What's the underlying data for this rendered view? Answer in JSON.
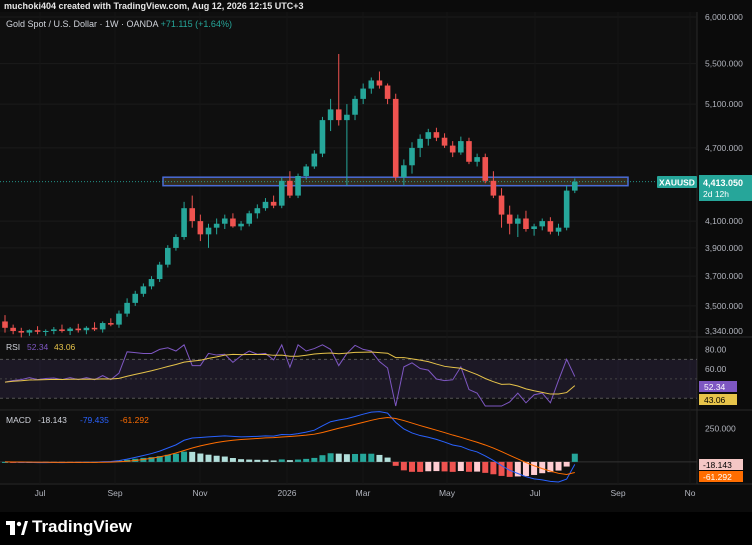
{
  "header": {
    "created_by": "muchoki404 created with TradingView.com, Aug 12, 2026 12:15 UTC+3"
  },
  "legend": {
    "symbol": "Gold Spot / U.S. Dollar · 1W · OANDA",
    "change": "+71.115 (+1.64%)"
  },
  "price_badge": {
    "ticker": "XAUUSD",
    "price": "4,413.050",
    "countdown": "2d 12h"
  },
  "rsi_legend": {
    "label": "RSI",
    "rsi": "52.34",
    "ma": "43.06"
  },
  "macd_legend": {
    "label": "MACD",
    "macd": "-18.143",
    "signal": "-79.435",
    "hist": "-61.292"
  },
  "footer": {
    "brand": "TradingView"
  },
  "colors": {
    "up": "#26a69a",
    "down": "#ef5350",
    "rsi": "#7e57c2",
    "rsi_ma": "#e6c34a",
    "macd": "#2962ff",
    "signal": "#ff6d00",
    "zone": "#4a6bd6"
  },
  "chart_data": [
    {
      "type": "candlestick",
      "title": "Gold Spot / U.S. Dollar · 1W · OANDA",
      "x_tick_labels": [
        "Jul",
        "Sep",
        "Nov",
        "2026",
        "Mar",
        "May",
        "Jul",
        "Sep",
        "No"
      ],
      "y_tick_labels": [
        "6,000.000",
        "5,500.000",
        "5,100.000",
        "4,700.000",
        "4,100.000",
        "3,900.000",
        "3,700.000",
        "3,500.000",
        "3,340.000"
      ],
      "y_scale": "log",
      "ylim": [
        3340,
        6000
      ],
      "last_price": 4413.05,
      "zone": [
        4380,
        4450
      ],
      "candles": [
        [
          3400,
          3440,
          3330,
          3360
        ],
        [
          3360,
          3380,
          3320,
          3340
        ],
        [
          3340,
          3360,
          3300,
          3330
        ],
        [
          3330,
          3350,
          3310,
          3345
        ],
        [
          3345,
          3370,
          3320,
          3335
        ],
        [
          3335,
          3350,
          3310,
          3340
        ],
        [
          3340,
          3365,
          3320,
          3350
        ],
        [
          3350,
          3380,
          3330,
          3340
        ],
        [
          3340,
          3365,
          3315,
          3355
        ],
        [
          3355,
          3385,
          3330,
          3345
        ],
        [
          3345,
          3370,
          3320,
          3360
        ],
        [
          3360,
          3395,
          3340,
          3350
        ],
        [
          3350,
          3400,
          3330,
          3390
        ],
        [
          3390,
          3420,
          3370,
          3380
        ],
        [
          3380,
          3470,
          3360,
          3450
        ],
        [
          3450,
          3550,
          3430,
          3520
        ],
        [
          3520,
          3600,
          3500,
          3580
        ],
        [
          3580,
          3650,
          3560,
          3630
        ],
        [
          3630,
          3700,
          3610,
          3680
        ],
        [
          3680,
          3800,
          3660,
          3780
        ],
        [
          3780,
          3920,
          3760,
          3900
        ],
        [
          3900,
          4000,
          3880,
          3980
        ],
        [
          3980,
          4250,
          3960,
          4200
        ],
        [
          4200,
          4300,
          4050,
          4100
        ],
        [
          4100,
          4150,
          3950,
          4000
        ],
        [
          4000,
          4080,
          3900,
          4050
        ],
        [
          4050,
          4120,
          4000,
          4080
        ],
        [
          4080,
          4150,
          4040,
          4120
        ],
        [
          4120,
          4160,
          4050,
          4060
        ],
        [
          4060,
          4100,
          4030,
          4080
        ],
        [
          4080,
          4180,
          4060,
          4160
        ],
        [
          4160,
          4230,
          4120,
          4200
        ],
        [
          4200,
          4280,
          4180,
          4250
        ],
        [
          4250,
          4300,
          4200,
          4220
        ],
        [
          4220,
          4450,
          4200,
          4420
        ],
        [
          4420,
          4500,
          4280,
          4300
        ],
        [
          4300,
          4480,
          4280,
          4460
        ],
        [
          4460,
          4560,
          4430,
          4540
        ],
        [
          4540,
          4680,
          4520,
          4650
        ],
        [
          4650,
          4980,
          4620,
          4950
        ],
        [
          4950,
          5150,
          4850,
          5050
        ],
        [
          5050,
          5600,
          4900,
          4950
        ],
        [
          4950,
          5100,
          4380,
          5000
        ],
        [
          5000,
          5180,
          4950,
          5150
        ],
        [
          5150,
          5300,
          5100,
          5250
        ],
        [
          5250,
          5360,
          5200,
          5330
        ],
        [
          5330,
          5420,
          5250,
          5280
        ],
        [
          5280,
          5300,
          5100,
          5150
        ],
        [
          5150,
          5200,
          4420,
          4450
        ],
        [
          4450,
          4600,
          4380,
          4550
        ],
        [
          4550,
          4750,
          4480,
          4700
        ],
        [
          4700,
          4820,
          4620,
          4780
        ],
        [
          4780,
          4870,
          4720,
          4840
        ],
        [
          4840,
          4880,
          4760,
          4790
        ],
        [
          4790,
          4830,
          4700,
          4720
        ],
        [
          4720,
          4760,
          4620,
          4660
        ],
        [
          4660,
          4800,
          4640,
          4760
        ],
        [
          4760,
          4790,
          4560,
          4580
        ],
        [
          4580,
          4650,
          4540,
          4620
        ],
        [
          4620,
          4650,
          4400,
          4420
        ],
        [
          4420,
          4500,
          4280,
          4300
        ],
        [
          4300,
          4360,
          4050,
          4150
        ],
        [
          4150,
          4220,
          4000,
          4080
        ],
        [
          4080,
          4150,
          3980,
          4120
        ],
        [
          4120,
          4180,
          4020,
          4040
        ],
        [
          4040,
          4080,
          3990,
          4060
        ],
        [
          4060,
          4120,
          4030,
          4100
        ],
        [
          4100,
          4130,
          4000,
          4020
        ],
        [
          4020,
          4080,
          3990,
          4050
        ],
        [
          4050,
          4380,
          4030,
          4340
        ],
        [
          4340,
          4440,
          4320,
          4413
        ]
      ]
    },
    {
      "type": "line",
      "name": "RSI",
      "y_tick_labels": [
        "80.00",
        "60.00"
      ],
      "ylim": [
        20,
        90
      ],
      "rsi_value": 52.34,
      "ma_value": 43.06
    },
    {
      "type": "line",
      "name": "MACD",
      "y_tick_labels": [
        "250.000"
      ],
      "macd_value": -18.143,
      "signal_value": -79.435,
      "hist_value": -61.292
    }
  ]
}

########################################

### Short exercise:
Nothing but the pictures may be dropped; output the records above exactly.

### Expected output:
What's the underlying data for this rendered view? Answer in JSON.
{
  "header": {
    "created_by": "muchoki404 created with TradingView.com, Aug 12, 2026 12:15 UTC+3"
  },
  "legend": {
    "symbol": "Gold Spot / U.S. Dollar · 1W · OANDA",
    "change": "+71.115 (+1.64%)"
  },
  "price_badge": {
    "ticker": "XAUUSD",
    "price": "4,413.050",
    "countdown": "2d 12h"
  },
  "rsi_legend": {
    "label": "RSI",
    "rsi": "52.34",
    "ma": "43.06"
  },
  "macd_legend": {
    "label": "MACD",
    "macd": "-18.143",
    "signal": "-79.435",
    "hist": "-61.292"
  },
  "footer": {
    "brand": "TradingView"
  },
  "colors": {
    "up": "#26a69a",
    "down": "#ef5350",
    "rsi": "#7e57c2",
    "rsi_ma": "#e6c34a",
    "macd": "#2962ff",
    "signal": "#ff6d00",
    "zone": "#4a6bd6"
  },
  "chart_data": [
    {
      "type": "candlestick",
      "title": "Gold Spot / U.S. Dollar · 1W · OANDA",
      "x_tick_labels": [
        "Jul",
        "Sep",
        "Nov",
        "2026",
        "Mar",
        "May",
        "Jul",
        "Sep",
        "No"
      ],
      "y_tick_labels": [
        "6,000.000",
        "5,500.000",
        "5,100.000",
        "4,700.000",
        "4,100.000",
        "3,900.000",
        "3,700.000",
        "3,500.000",
        "3,340.000"
      ],
      "y_scale": "log",
      "ylim": [
        3340,
        6000
      ],
      "last_price": 4413.05,
      "zone": [
        4380,
        4450
      ],
      "candles": [
        [
          3400,
          3440,
          3330,
          3360
        ],
        [
          3360,
          3380,
          3320,
          3340
        ],
        [
          3340,
          3360,
          3300,
          3330
        ],
        [
          3330,
          3350,
          3310,
          3345
        ],
        [
          3345,
          3370,
          3320,
          3335
        ],
        [
          3335,
          3350,
          3310,
          3340
        ],
        [
          3340,
          3365,
          3320,
          3350
        ],
        [
          3350,
          3380,
          3330,
          3340
        ],
        [
          3340,
          3365,
          3315,
          3355
        ],
        [
          3355,
          3385,
          3330,
          3345
        ],
        [
          3345,
          3370,
          3320,
          3360
        ],
        [
          3360,
          3395,
          3340,
          3350
        ],
        [
          3350,
          3400,
          3330,
          3390
        ],
        [
          3390,
          3420,
          3370,
          3380
        ],
        [
          3380,
          3470,
          3360,
          3450
        ],
        [
          3450,
          3550,
          3430,
          3520
        ],
        [
          3520,
          3600,
          3500,
          3580
        ],
        [
          3580,
          3650,
          3560,
          3630
        ],
        [
          3630,
          3700,
          3610,
          3680
        ],
        [
          3680,
          3800,
          3660,
          3780
        ],
        [
          3780,
          3920,
          3760,
          3900
        ],
        [
          3900,
          4000,
          3880,
          3980
        ],
        [
          3980,
          4250,
          3960,
          4200
        ],
        [
          4200,
          4300,
          4050,
          4100
        ],
        [
          4100,
          4150,
          3950,
          4000
        ],
        [
          4000,
          4080,
          3900,
          4050
        ],
        [
          4050,
          4120,
          4000,
          4080
        ],
        [
          4080,
          4150,
          4040,
          4120
        ],
        [
          4120,
          4160,
          4050,
          4060
        ],
        [
          4060,
          4100,
          4030,
          4080
        ],
        [
          4080,
          4180,
          4060,
          4160
        ],
        [
          4160,
          4230,
          4120,
          4200
        ],
        [
          4200,
          4280,
          4180,
          4250
        ],
        [
          4250,
          4300,
          4200,
          4220
        ],
        [
          4220,
          4450,
          4200,
          4420
        ],
        [
          4420,
          4500,
          4280,
          4300
        ],
        [
          4300,
          4480,
          4280,
          4460
        ],
        [
          4460,
          4560,
          4430,
          4540
        ],
        [
          4540,
          4680,
          4520,
          4650
        ],
        [
          4650,
          4980,
          4620,
          4950
        ],
        [
          4950,
          5150,
          4850,
          5050
        ],
        [
          5050,
          5600,
          4900,
          4950
        ],
        [
          4950,
          5100,
          4380,
          5000
        ],
        [
          5000,
          5180,
          4950,
          5150
        ],
        [
          5150,
          5300,
          5100,
          5250
        ],
        [
          5250,
          5360,
          5200,
          5330
        ],
        [
          5330,
          5420,
          5250,
          5280
        ],
        [
          5280,
          5300,
          5100,
          5150
        ],
        [
          5150,
          5200,
          4420,
          4450
        ],
        [
          4450,
          4600,
          4380,
          4550
        ],
        [
          4550,
          4750,
          4480,
          4700
        ],
        [
          4700,
          4820,
          4620,
          4780
        ],
        [
          4780,
          4870,
          4720,
          4840
        ],
        [
          4840,
          4880,
          4760,
          4790
        ],
        [
          4790,
          4830,
          4700,
          4720
        ],
        [
          4720,
          4760,
          4620,
          4660
        ],
        [
          4660,
          4800,
          4640,
          4760
        ],
        [
          4760,
          4790,
          4560,
          4580
        ],
        [
          4580,
          4650,
          4540,
          4620
        ],
        [
          4620,
          4650,
          4400,
          4420
        ],
        [
          4420,
          4500,
          4280,
          4300
        ],
        [
          4300,
          4360,
          4050,
          4150
        ],
        [
          4150,
          4220,
          4000,
          4080
        ],
        [
          4080,
          4150,
          3980,
          4120
        ],
        [
          4120,
          4180,
          4020,
          4040
        ],
        [
          4040,
          4080,
          3990,
          4060
        ],
        [
          4060,
          4120,
          4030,
          4100
        ],
        [
          4100,
          4130,
          4000,
          4020
        ],
        [
          4020,
          4080,
          3990,
          4050
        ],
        [
          4050,
          4380,
          4030,
          4340
        ],
        [
          4340,
          4440,
          4320,
          4413
        ]
      ]
    },
    {
      "type": "line",
      "name": "RSI",
      "y_tick_labels": [
        "80.00",
        "60.00"
      ],
      "ylim": [
        20,
        90
      ],
      "rsi_value": 52.34,
      "ma_value": 43.06
    },
    {
      "type": "line",
      "name": "MACD",
      "y_tick_labels": [
        "250.000"
      ],
      "macd_value": -18.143,
      "signal_value": -79.435,
      "hist_value": -61.292
    }
  ]
}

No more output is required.